-- Start ENTRIES PROVIDED --
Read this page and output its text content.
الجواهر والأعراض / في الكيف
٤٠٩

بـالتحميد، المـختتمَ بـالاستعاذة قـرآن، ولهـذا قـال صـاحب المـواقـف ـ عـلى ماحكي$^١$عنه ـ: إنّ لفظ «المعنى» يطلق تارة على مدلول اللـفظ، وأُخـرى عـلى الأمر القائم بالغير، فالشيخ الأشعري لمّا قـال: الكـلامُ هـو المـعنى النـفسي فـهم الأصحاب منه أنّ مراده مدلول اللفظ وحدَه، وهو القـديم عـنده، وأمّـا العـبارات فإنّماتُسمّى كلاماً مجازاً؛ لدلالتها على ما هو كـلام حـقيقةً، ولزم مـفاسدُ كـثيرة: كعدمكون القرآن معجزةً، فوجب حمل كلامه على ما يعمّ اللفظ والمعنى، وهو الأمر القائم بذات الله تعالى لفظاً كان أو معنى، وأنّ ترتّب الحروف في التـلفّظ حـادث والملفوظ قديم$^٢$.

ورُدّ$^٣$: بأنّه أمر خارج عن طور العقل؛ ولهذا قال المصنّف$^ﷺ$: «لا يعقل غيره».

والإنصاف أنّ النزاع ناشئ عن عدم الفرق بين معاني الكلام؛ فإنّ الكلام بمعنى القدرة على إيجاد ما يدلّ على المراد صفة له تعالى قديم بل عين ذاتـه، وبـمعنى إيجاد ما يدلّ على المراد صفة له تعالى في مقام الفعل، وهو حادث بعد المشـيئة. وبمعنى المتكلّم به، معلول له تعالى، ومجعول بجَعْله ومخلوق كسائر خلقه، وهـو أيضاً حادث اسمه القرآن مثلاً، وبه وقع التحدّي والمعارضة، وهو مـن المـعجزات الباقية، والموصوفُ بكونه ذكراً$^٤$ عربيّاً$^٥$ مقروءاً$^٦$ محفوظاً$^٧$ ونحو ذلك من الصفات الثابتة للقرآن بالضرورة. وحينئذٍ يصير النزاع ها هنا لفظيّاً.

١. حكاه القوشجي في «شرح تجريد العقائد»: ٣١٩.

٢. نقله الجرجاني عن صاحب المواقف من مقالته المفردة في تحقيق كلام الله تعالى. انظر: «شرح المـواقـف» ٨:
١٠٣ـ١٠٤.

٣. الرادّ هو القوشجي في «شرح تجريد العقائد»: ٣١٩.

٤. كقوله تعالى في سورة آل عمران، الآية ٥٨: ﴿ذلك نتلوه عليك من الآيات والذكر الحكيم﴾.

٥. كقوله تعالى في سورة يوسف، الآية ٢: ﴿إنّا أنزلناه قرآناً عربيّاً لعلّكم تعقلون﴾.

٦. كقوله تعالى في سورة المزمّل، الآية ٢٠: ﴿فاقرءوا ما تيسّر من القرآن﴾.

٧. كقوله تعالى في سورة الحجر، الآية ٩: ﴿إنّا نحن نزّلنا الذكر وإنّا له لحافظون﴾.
-- End ENTRIES PROVIDED --
DIRECTIONS FOR THIS TASK
Look through the entries above; copy each line where the string "الآية" appears.

ANSWER TO THE TASK
٤. كقوله تعالى في سورة آل عمران، الآية ٥٨: ﴿ذلك نتلوه عليك من الآيات والذكر الحكيم﴾.
٥. كقوله تعالى في سورة يوسف، الآية ٢: ﴿إنّا أنزلناه قرآناً عربيّاً لعلّكم تعقلون﴾.
٦. كقوله تعالى في سورة المزمّل، الآية ٢٠: ﴿فاقرءوا ما تيسّر من القرآن﴾.
٧. كقوله تعالى في سورة الحجر، الآية ٩: ﴿إنّا نحن نزّلنا الذكر وإنّا له لحافظون﴾.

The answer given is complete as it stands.